AIM:
Every record should be repeated exactly, except that pictures are left out.

+++

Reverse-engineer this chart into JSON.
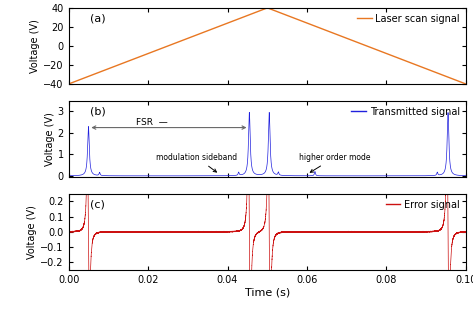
{
  "title_a": "(a)",
  "title_b": "(b)",
  "title_c": "(c)",
  "xlabel": "Time (s)",
  "ylabel": "Voltage (V)",
  "xmin": 0.0,
  "xmax": 0.1,
  "color_a": "#E87722",
  "color_b": "#2020DD",
  "color_c": "#CC1111",
  "legend_a": "Laser scan signal",
  "legend_b": "Transmitted signal",
  "legend_c": "Error signal",
  "ylim_a": [
    -40,
    40
  ],
  "yticks_a": [
    -40,
    -20,
    0,
    20,
    40
  ],
  "ylim_b": [
    -0.05,
    3.5
  ],
  "yticks_b": [
    0,
    1,
    2,
    3
  ],
  "ylim_c": [
    -0.25,
    0.25
  ],
  "yticks_c": [
    -0.2,
    -0.1,
    0.0,
    0.1,
    0.2
  ],
  "xticks": [
    0.0,
    0.02,
    0.04,
    0.06,
    0.08,
    0.1
  ],
  "xticklabels": [
    "0.00",
    "0.02",
    "0.04",
    "0.06",
    "0.08",
    "0.10"
  ]
}
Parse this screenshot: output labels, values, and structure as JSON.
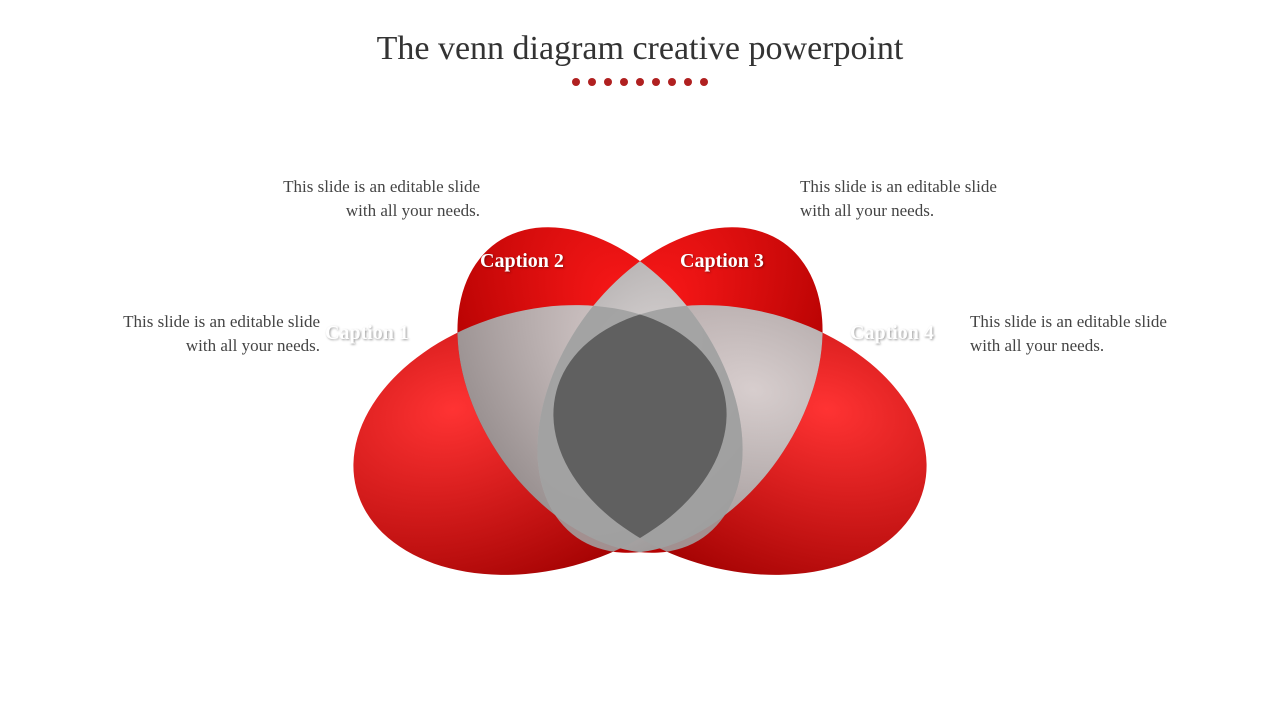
{
  "title": "The venn diagram creative powerpoint",
  "title_color": "#333333",
  "title_fontsize": 34,
  "dots": {
    "count": 9,
    "color": "#b02020",
    "size": 8
  },
  "captions": [
    {
      "label": "Caption 1",
      "desc": "This slide is an editable slide with all your needs."
    },
    {
      "label": "Caption 2",
      "desc": "This slide is an editable slide with all your needs."
    },
    {
      "label": "Caption 3",
      "desc": "This slide is an editable slide with all your needs."
    },
    {
      "label": "Caption 4",
      "desc": "This slide is an editable slide with all your needs."
    }
  ],
  "diagram": {
    "type": "venn-petal",
    "petal_count": 4,
    "colors": {
      "petal_light": "#ff1a1a",
      "petal_dark": "#a00000",
      "overlap_light": "#d0d0d0",
      "overlap_mid": "#a8a8a8",
      "overlap_dark": "#808080",
      "center": "#606060"
    },
    "label_color": "#ffffff",
    "label_fontsize": 20,
    "background": "#ffffff"
  }
}
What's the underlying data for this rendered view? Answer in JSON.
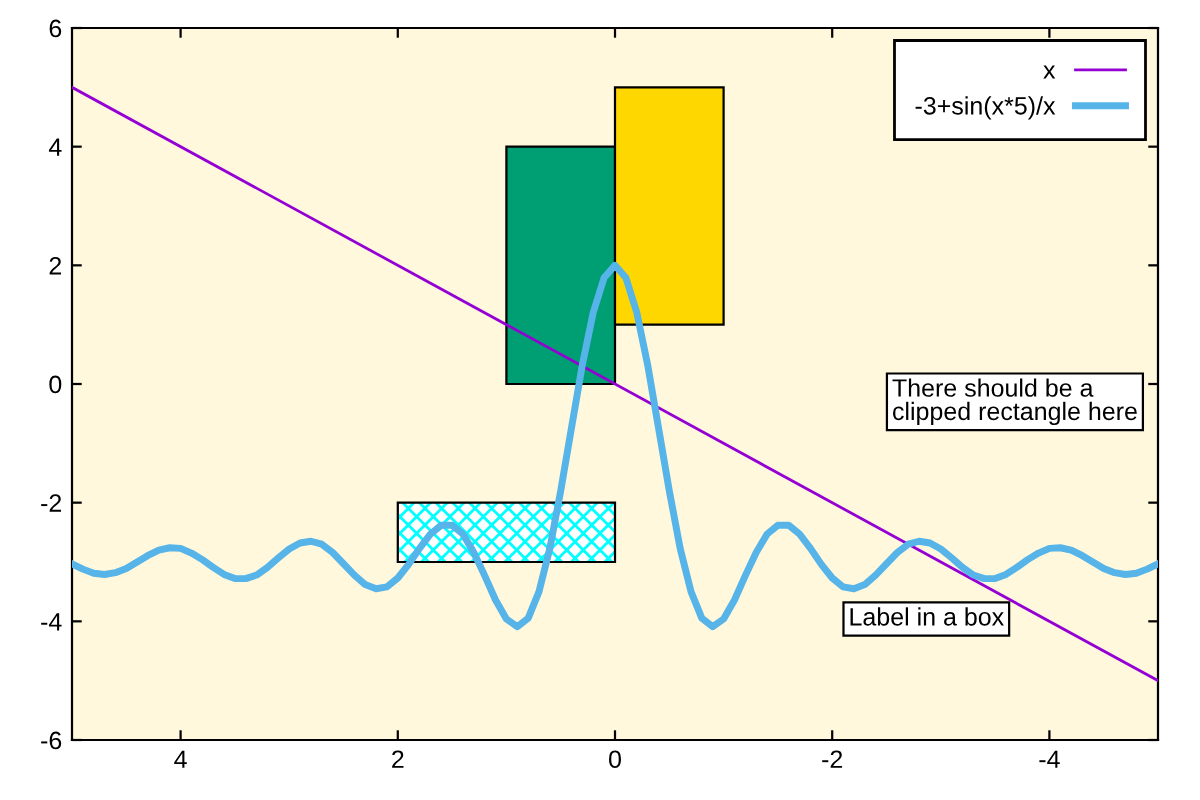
{
  "chart_data": {
    "type": "line",
    "xlim": [
      5,
      -5
    ],
    "ylim": [
      -6,
      6
    ],
    "xticks": [
      4,
      2,
      0,
      -2,
      -4
    ],
    "yticks": [
      -6,
      -4,
      -2,
      0,
      2,
      4,
      6
    ],
    "grid": false,
    "legend": "top right",
    "series": [
      {
        "type": "area",
        "color": "#009e73",
        "x": [
          1,
          1,
          0,
          0
        ],
        "values": [
          0,
          4,
          4,
          0
        ]
      },
      {
        "type": "area",
        "color": "#ffd700",
        "x": [
          0,
          0,
          -1,
          -1
        ],
        "values": [
          1,
          5,
          5,
          1
        ]
      },
      {
        "type": "area",
        "color": "#00ffff",
        "x": [
          2,
          2,
          0,
          0
        ],
        "values": [
          -3,
          -2,
          -2,
          -3
        ]
      },
      {
        "name": "x",
        "color": "#9400d3",
        "x": [
          5,
          -5
        ],
        "values": [
          5,
          -5
        ]
      },
      {
        "name": "-3+sin(x*5)/x",
        "color": "#56b4e9",
        "x": [
          5.0,
          4.9,
          4.8,
          4.7,
          4.6,
          4.5,
          4.4,
          4.3,
          4.2,
          4.1,
          4.0,
          3.9,
          3.8,
          3.7,
          3.6,
          3.5,
          3.4,
          3.3,
          3.2,
          3.1,
          3.0,
          2.9,
          2.8,
          2.7,
          2.6,
          2.5,
          2.4,
          2.3,
          2.2,
          2.1,
          2.0,
          1.9,
          1.8,
          1.7,
          1.6,
          1.5,
          1.4,
          1.3,
          1.2,
          1.1,
          1.0,
          0.9,
          0.8,
          0.7,
          0.6,
          0.5,
          0.4,
          0.3,
          0.2,
          0.1,
          0.0,
          -0.1,
          -0.2,
          -0.3,
          -0.4,
          -0.5,
          -0.6,
          -0.7,
          -0.8,
          -0.9,
          -1.0,
          -1.1,
          -1.2,
          -1.3,
          -1.4,
          -1.5,
          -1.6,
          -1.7,
          -1.8,
          -1.9,
          -2.0,
          -2.1,
          -2.2,
          -2.3,
          -2.4,
          -2.5,
          -2.6,
          -2.7,
          -2.8,
          -2.9,
          -3.0,
          -3.1,
          -3.2,
          -3.3,
          -3.4,
          -3.5,
          -3.6,
          -3.7,
          -3.8,
          -3.9,
          -4.0,
          -4.1,
          -4.2,
          -4.3,
          -4.4,
          -4.5,
          -4.6,
          -4.7,
          -4.8,
          -4.9,
          -5.0
        ],
        "values": [
          -3.03,
          -3.12,
          -3.19,
          -3.21,
          -3.18,
          -3.11,
          -3.0,
          -2.89,
          -2.8,
          -2.76,
          -2.77,
          -2.85,
          -2.96,
          -3.09,
          -3.21,
          -3.28,
          -3.28,
          -3.22,
          -3.09,
          -2.93,
          -2.78,
          -2.68,
          -2.65,
          -2.7,
          -2.84,
          -3.03,
          -3.22,
          -3.38,
          -3.45,
          -3.42,
          -3.27,
          -3.04,
          -2.77,
          -2.53,
          -2.38,
          -2.38,
          -2.53,
          -2.84,
          -3.23,
          -3.64,
          -3.96,
          -4.09,
          -3.95,
          -3.5,
          -2.77,
          -1.8,
          -0.73,
          0.33,
          1.21,
          1.79,
          2.0,
          1.79,
          1.21,
          0.33,
          -0.73,
          -1.8,
          -2.77,
          -3.5,
          -3.95,
          -4.09,
          -3.96,
          -3.64,
          -3.23,
          -2.84,
          -2.53,
          -2.38,
          -2.38,
          -2.53,
          -2.77,
          -3.04,
          -3.27,
          -3.42,
          -3.45,
          -3.38,
          -3.22,
          -3.03,
          -2.84,
          -2.7,
          -2.65,
          -2.68,
          -2.78,
          -2.93,
          -3.09,
          -3.22,
          -3.28,
          -3.28,
          -3.21,
          -3.09,
          -2.96,
          -2.85,
          -2.77,
          -2.76,
          -2.8,
          -2.89,
          -3.0,
          -3.11,
          -3.18,
          -3.21,
          -3.19,
          -3.12,
          -3.03
        ]
      }
    ],
    "annotations": [
      "There should be a\nclipped rectangle here",
      "Label in a box"
    ]
  }
}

+++

RIGHT ANSWER:
Reverse-engineer this chart into JSON.
{
  "title_a": "(a)",
  "title_b": "(b)",
  "title_c": "(c)",
  "xlabel": "Time (s)",
  "ylabel": "Voltage (V)",
  "xmin": 0.0,
  "xmax": 0.1,
  "color_a": "#E87722",
  "color_b": "#2020DD",
  "color_c": "#CC1111",
  "legend_a": "Laser scan signal",
  "legend_b": "Transmitted signal",
  "legend_c": "Error signal",
  "ylim_a": [
    -40,
    40
  ],
  "yticks_a": [
    -40,
    -20,
    0,
    20,
    40
  ],
  "ylim_b": [
    -0.05,
    3.5
  ],
  "yticks_b": [
    0,
    1,
    2,
    3
  ],
  "ylim_c": [
    -0.25,
    0.25
  ],
  "yticks_c": [
    -0.2,
    -0.1,
    0.0,
    0.1,
    0.2
  ],
  "xticks": [
    0.0,
    0.02,
    0.04,
    0.06,
    0.08,
    0.1
  ],
  "xticklabels": [
    "0.00",
    "0.02",
    "0.04",
    "0.06",
    "0.08",
    "0.10"
  ]
}
Parse this screenshot: output labels, values, and structure as JSON.
{
  "title": "The venn diagram creative powerpoint",
  "title_color": "#333333",
  "title_fontsize": 34,
  "dots": {
    "count": 9,
    "color": "#b02020",
    "size": 8
  },
  "captions": [
    {
      "label": "Caption 1",
      "desc": "This slide is an editable slide with all your needs."
    },
    {
      "label": "Caption 2",
      "desc": "This slide is an editable slide with all your needs."
    },
    {
      "label": "Caption 3",
      "desc": "This slide is an editable slide with all your needs."
    },
    {
      "label": "Caption 4",
      "desc": "This slide is an editable slide with all your needs."
    }
  ],
  "diagram": {
    "type": "venn-petal",
    "petal_count": 4,
    "colors": {
      "petal_light": "#ff1a1a",
      "petal_dark": "#a00000",
      "overlap_light": "#d0d0d0",
      "overlap_mid": "#a8a8a8",
      "overlap_dark": "#808080",
      "center": "#606060"
    },
    "label_color": "#ffffff",
    "label_fontsize": 20,
    "background": "#ffffff"
  }
}
What's the underlying data for this rendered view? Answer in JSON.
{
  "chart_data": {
    "type": "line",
    "xlim": [
      5,
      -5
    ],
    "ylim": [
      -6,
      6
    ],
    "xticks": [
      4,
      2,
      0,
      -2,
      -4
    ],
    "yticks": [
      -6,
      -4,
      -2,
      0,
      2,
      4,
      6
    ],
    "grid": false,
    "legend": "top right",
    "series": [
      {
        "type": "area",
        "color": "#009e73",
        "x": [
          1,
          1,
          0,
          0
        ],
        "values": [
          0,
          4,
          4,
          0
        ]
      },
      {
        "type": "area",
        "color": "#ffd700",
        "x": [
          0,
          0,
          -1,
          -1
        ],
        "values": [
          1,
          5,
          5,
          1
        ]
      },
      {
        "type": "area",
        "color": "#00ffff",
        "x": [
          2,
          2,
          0,
          0
        ],
        "values": [
          -3,
          -2,
          -2,
          -3
        ]
      },
      {
        "name": "x",
        "color": "#9400d3",
        "x": [
          5,
          -5
        ],
        "values": [
          5,
          -5
        ]
      },
      {
        "name": "-3+sin(x*5)/x",
        "color": "#56b4e9",
        "x": [
          5.0,
          4.9,
          4.8,
          4.7,
          4.6,
          4.5,
          4.4,
          4.3,
          4.2,
          4.1,
          4.0,
          3.9,
          3.8,
          3.7,
          3.6,
          3.5,
          3.4,
          3.3,
          3.2,
          3.1,
          3.0,
          2.9,
          2.8,
          2.7,
          2.6,
          2.5,
          2.4,
          2.3,
          2.2,
          2.1,
          2.0,
          1.9,
          1.8,
          1.7,
          1.6,
          1.5,
          1.4,
          1.3,
          1.2,
          1.1,
          1.0,
          0.9,
          0.8,
          0.7,
          0.6,
          0.5,
          0.4,
          0.3,
          0.2,
          0.1,
          0.0,
          -0.1,
          -0.2,
          -0.3,
          -0.4,
          -0.5,
          -0.6,
          -0.7,
          -0.8,
          -0.9,
          -1.0,
          -1.1,
          -1.2,
          -1.3,
          -1.4,
          -1.5,
          -1.6,
          -1.7,
          -1.8,
          -1.9,
          -2.0,
          -2.1,
          -2.2,
          -2.3,
          -2.4,
          -2.5,
          -2.6,
          -2.7,
          -2.8,
          -2.9,
          -3.0,
          -3.1,
          -3.2,
          -3.3,
          -3.4,
          -3.5,
          -3.6,
          -3.7,
          -3.8,
          -3.9,
          -4.0,
          -4.1,
          -4.2,
          -4.3,
          -4.4,
          -4.5,
          -4.6,
          -4.7,
          -4.8,
          -4.9,
          -5.0
        ],
        "values": [
          -3.03,
          -3.12,
          -3.19,
          -3.21,
          -3.18,
          -3.11,
          -3.0,
          -2.89,
          -2.8,
          -2.76,
          -2.77,
          -2.85,
          -2.96,
          -3.09,
          -3.21,
          -3.28,
          -3.28,
          -3.22,
          -3.09,
          -2.93,
          -2.78,
          -2.68,
          -2.65,
          -2.7,
          -2.84,
          -3.03,
          -3.22,
          -3.38,
          -3.45,
          -3.42,
          -3.27,
          -3.04,
          -2.77,
          -2.53,
          -2.38,
          -2.38,
          -2.53,
          -2.84,
          -3.23,
          -3.64,
          -3.96,
          -4.09,
          -3.95,
          -3.5,
          -2.77,
          -1.8,
          -0.73,
          0.33,
          1.21,
          1.79,
          2.0,
          1.79,
          1.21,
          0.33,
          -0.73,
          -1.8,
          -2.77,
          -3.5,
          -3.95,
          -4.09,
          -3.96,
          -3.64,
          -3.23,
          -2.84,
          -2.53,
          -2.38,
          -2.38,
          -2.53,
          -2.77,
          -3.04,
          -3.27,
          -3.42,
          -3.45,
          -3.38,
          -3.22,
          -3.03,
          -2.84,
          -2.7,
          -2.65,
          -2.68,
          -2.78,
          -2.93,
          -3.09,
          -3.22,
          -3.28,
          -3.28,
          -3.21,
          -3.09,
          -2.96,
          -2.85,
          -2.77,
          -2.76,
          -2.8,
          -2.89,
          -3.0,
          -3.11,
          -3.18,
          -3.21,
          -3.19,
          -3.12,
          -3.03
        ]
      }
    ],
    "annotations": [
      "There should be a\nclipped rectangle here",
      "Label in a box"
    ]
  }
}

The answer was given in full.